Exercise → Drop the pictures from the entries below, then reproduce the rest exactly.

(Entries from a dataset)
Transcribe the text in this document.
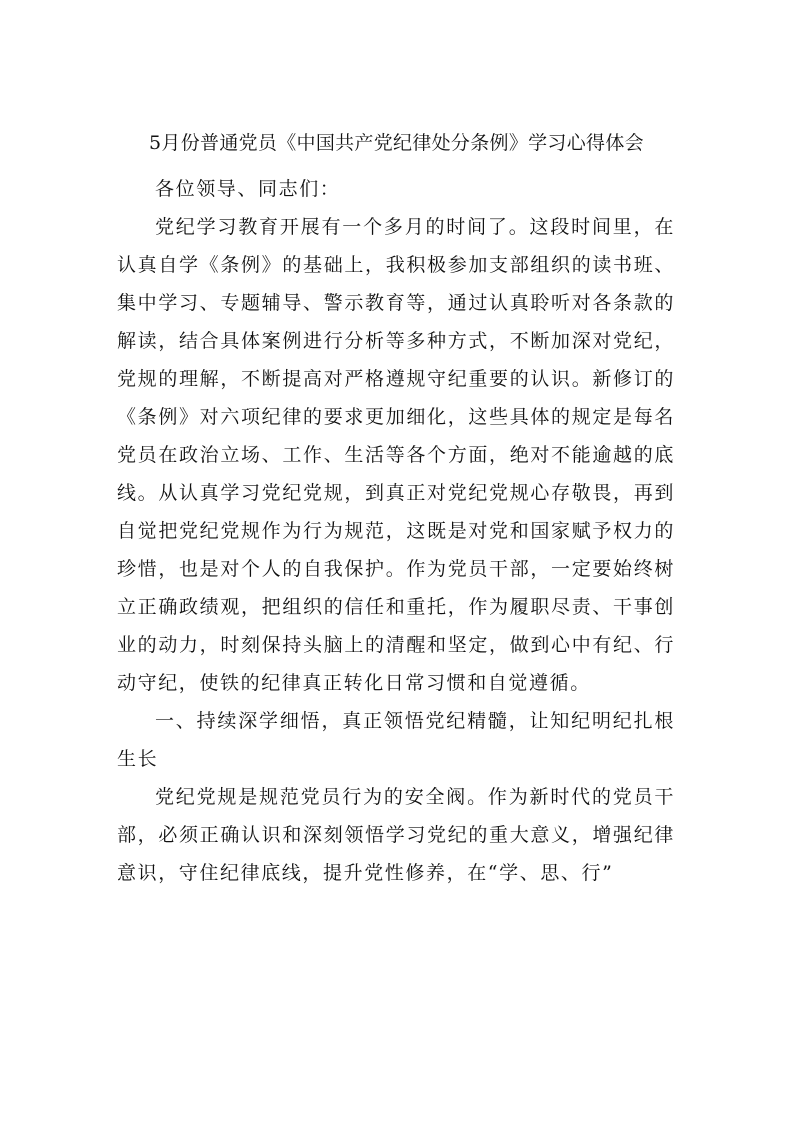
5月份普通党员《中国共产党纪律处分条例》学习心得体会

各位领导、同志们：

党纪学习教育开展有一个多月的时间了。这段时间里，在认真自学《条例》的基础上，我积极参加支部组织的读书班、集中学习、专题辅导、警示教育等，通过认真聆听对各条款的解读，结合具体案例进行分析等多种方式，不断加深对党纪，党规的理解，不断提高对严格遵规守纪重要的认识。新修订的《条例》对六项纪律的要求更加细化，这些具体的规定是每名党员在政治立场、工作、生活等各个方面，绝对不能逾越的底线。从认真学习党纪党规，到真正对党纪党规心存敬畏，再到自觉把党纪党规作为行为规范，这既是对党和国家赋予权力的珍惜，也是对个人的自我保护。作为党员干部，一定要始终树立正确政绩观，把组织的信任和重托，作为履职尽责、干事创业的动力，时刻保持头脑上的清醒和坚定，做到心中有纪、行动守纪，使铁的纪律真正转化日常习惯和自觉遵循。

一、持续深学细悟，真正领悟党纪精髓，让知纪明纪扎根生长

党纪党规是规范党员行为的安全阀。作为新时代的党员干部，必须正确认识和深刻领悟学习党纪的重大意义，增强纪律意识，守住纪律底线，提升党性修养，在“学、思、行”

Exercise answer →
Transcribe the text in this document.
5月份普通党员《中国共产党纪律处分条例》学习心得体会

各位领导、同志们：

党纪学习教育开展有一个多月的时间了。这段时间里，在认真自学《条例》的基础上，我积极参加支部组织的读书班、集中学习、专题辅导、警示教育等，通过认真聆听对各条款的解读，结合具体案例进行分析等多种方式，不断加深对党纪，党规的理解，不断提高对严格遵规守纪重要的认识。新修订的《条例》对六项纪律的要求更加细化，这些具体的规定是每名党员在政治立场、工作、生活等各个方面，绝对不能逾越的底线。从认真学习党纪党规，到真正对党纪党规心存敬畏，再到自觉把党纪党规作为行为规范，这既是对党和国家赋予权力的珍惜，也是对个人的自我保护。作为党员干部，一定要始终树立正确政绩观，把组织的信任和重托，作为履职尽责、干事创业的动力，时刻保持头脑上的清醒和坚定，做到心中有纪、行动守纪，使铁的纪律真正转化日常习惯和自觉遵循。

一、持续深学细悟，真正领悟党纪精髓，让知纪明纪扎根生长

党纪党规是规范党员行为的安全阀。作为新时代的党员干部，必须正确认识和深刻领悟学习党纪的重大意义，增强纪律意识，守住纪律底线，提升党性修养，在“学、思、行”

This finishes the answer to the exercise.